- Set problem -
Select from the data all lines with the word "由图可知".

──────

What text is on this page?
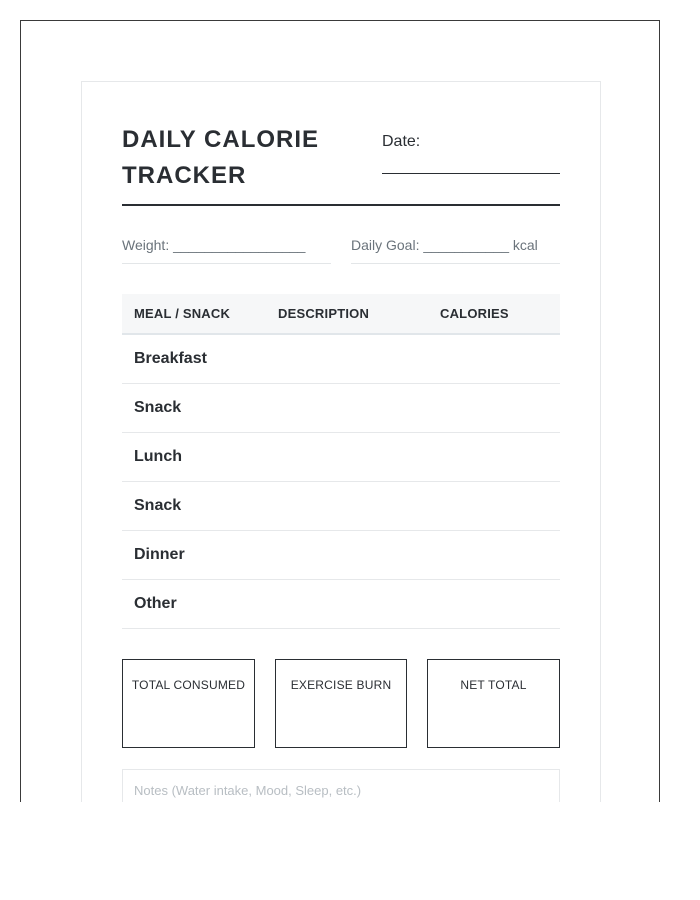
DAILY CALORIE
TRACKER
Date:
Weight: _________________	Daily Goal: ___________ kcal
MEAL / SNACK	DESCRIPTION	CALORIES
Breakfast
Snack
Lunch
Snack
Dinner
Other
TOTAL CONSUMED	EXERCISE BURN	NET TOTAL
Notes (Water intake, Mood, Sleep, etc.)
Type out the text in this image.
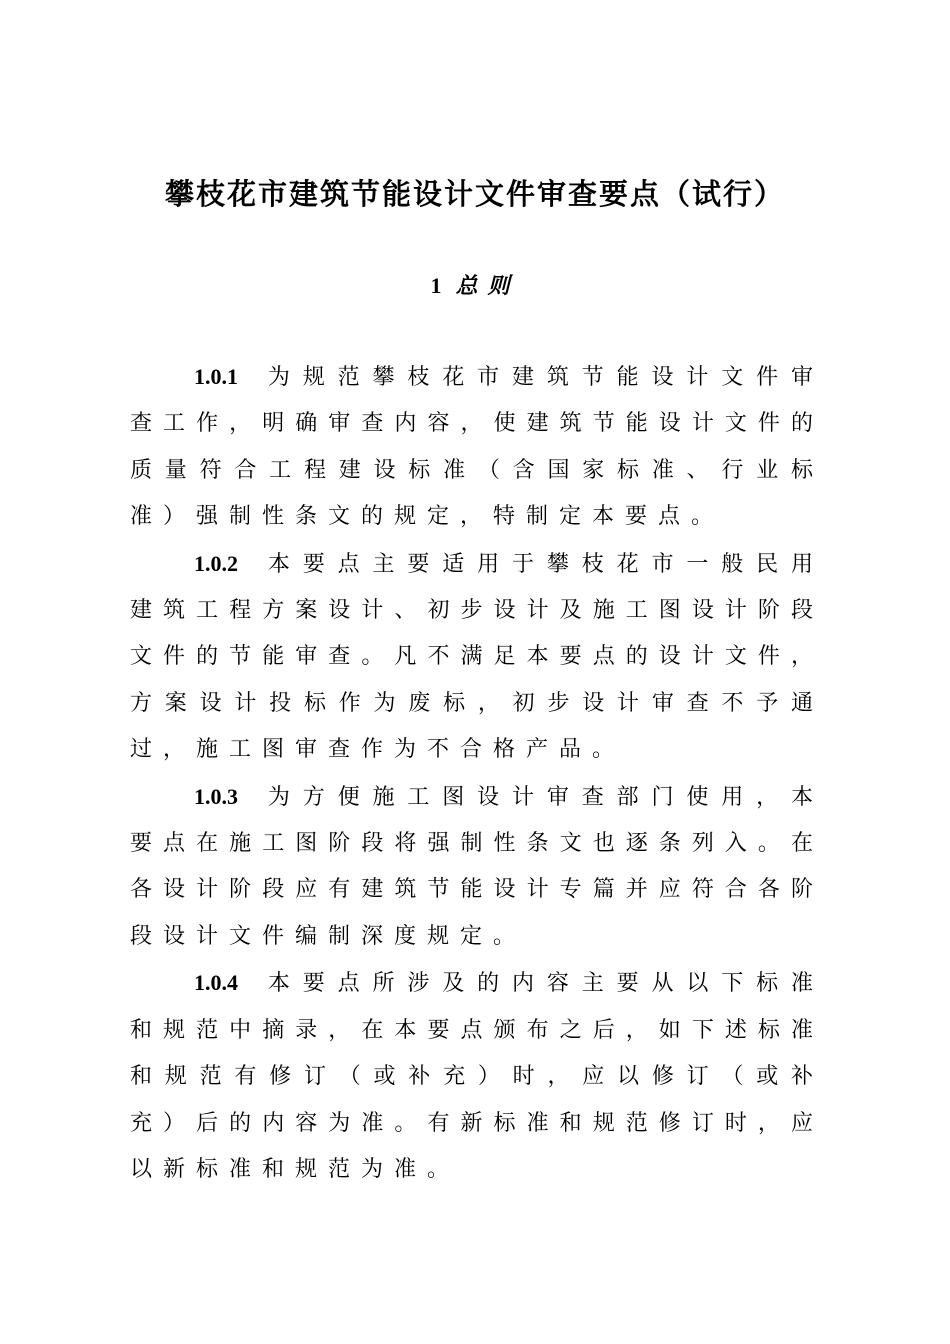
攀枝花市建筑节能设计文件审查要点（试行）
1 总则

1.0.1 为规范攀枝花市建筑节能设计文件审查工作，明确审查内容，使建筑节能设计文件的质量符合工程建设标准（含国家标准、行业标准）强制性条文的规定，特制定本要点。

1.0.2 本要点主要适用于攀枝花市一般民用建筑工程方案设计、初步设计及施工图设计阶段文件的节能审查。凡不满足本要点的设计文件，方案设计投标作为废标，初步设计审查不予通过，施工图审查作为不合格产品。

1.0.3 为方便施工图设计审查部门使用，本要点在施工图阶段将强制性条文也逐条列入。在各设计阶段应有建筑节能设计专篇并应符合各阶段设计文件编制深度规定。

1.0.4 本要点所涉及的内容主要从以下标准和规范中摘录，在本要点颁布之后，如下述标准和规范有修订（或补充）时，应以修订（或补充）后的内容为准。有新标准和规范修订时，应以新标准和规范为准。
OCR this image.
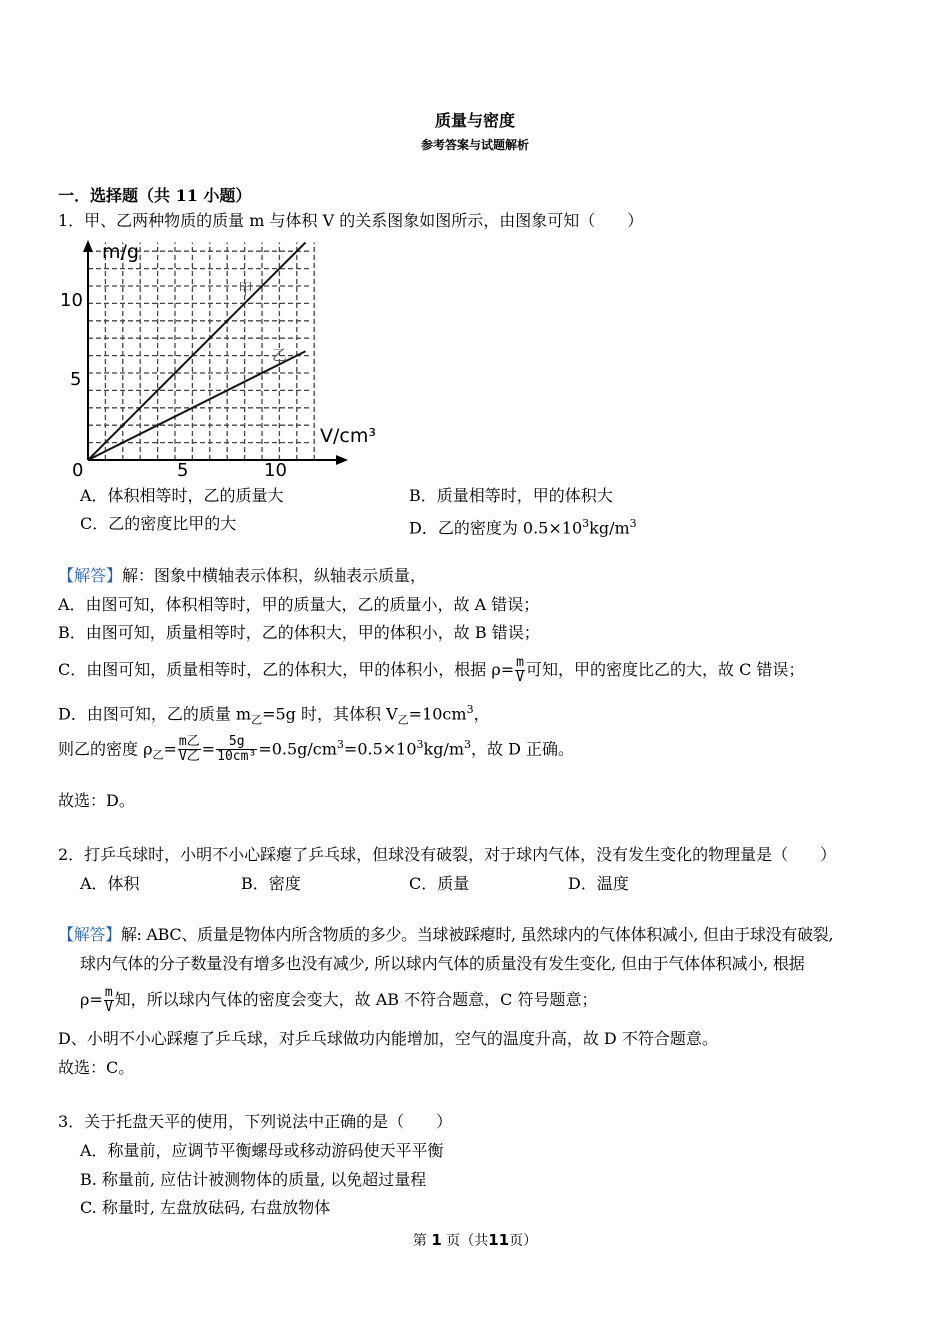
质量与密度
参考答案与试题解析
一．选择题（共 11 小题）
1．甲、乙两种物质的质量 m 与体积 V 的关系图象如图所示，由图象可知（　　）
m/g
V/cm³
0	5	10
10
5
甲
乙
A．体积相等时，乙的质量大	B．质量相等时，甲的体积大
C．乙的密度比甲的大	D．乙的密度为 $0.5\times 10^3kg/m^3$
【解答】解：图象中横轴表示体积，纵轴表示质量，
A．由图可知，体积相等时，甲的质量大，乙的质量小，故 A 错误；
B．由图可知，质量相等时，乙的体积大，甲的体积小，故 B 错误；
C．由图可知，质量相等时，乙的体积大，甲的体积小，根据 $\rho= \frac{m}{V}$ 可知，甲的密度比乙的大，故 C 错误；
D．由图可知，乙的质量 $m_乙=5g$ 时，其体积 $V_乙=10cm^3$，
则乙的密度 $\rho_乙= \frac{\text{m乙}}{\text{V乙}} = \frac{5g}{\text{10cm³}} =0.5g/cm^3=0.5\times 10^3kg/m^3$，故 D 正确。
故选：D。
2．打乒乓球时，小明不小心踩瘪了乒乓球，但球没有破裂，对于球内气体，没有发生变化的物理量是（　　）
A．体积	B．密度	C．质量	D．温度
【解答】解: ABC、质量是物体内所含物质的多少。当球被踩瘪时, 虽然球内的气体体积减小, 但由于球没有破裂,
球内气体的分子数量没有增多也没有减少, 所以球内气体的质量没有发生变化, 但由于气体体积减小, 根据
$\rho= \frac{m}{V}$ 知，所以球内气体的密度会变大，故 AB 不符合题意，C 符号题意；
D、小明不小心踩瘪了乒乓球，对乒乓球做功内能增加，空气的温度升高，故 D 不符合题意。
故选：C。
3．关于托盘天平的使用，下列说法中正确的是（　　）
A．称量前，应调节平衡螺母或移动游码使天平平衡
B. 称量前, 应估计被测物体的质量, 以免超过量程
C. 称量时, 左盘放砝码, 右盘放物体
第 1 页（共11页）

──────

- Solution to this task -
A．由图可知，体积相等时，甲的质量大，乙的质量小，故 A 错误；
B．由图可知，质量相等时，乙的体积大，甲的体积小，故 B 错误；
C．由图可知，质量相等时，乙的体积大，甲的体积小，根据 $\rho= \frac{m}{V}$ 可知，甲的密度比乙的大，故 C 错误；
D．由图可知，乙的质量 $m_乙=5g$ 时，其体积 $V_乙=10cm^3$，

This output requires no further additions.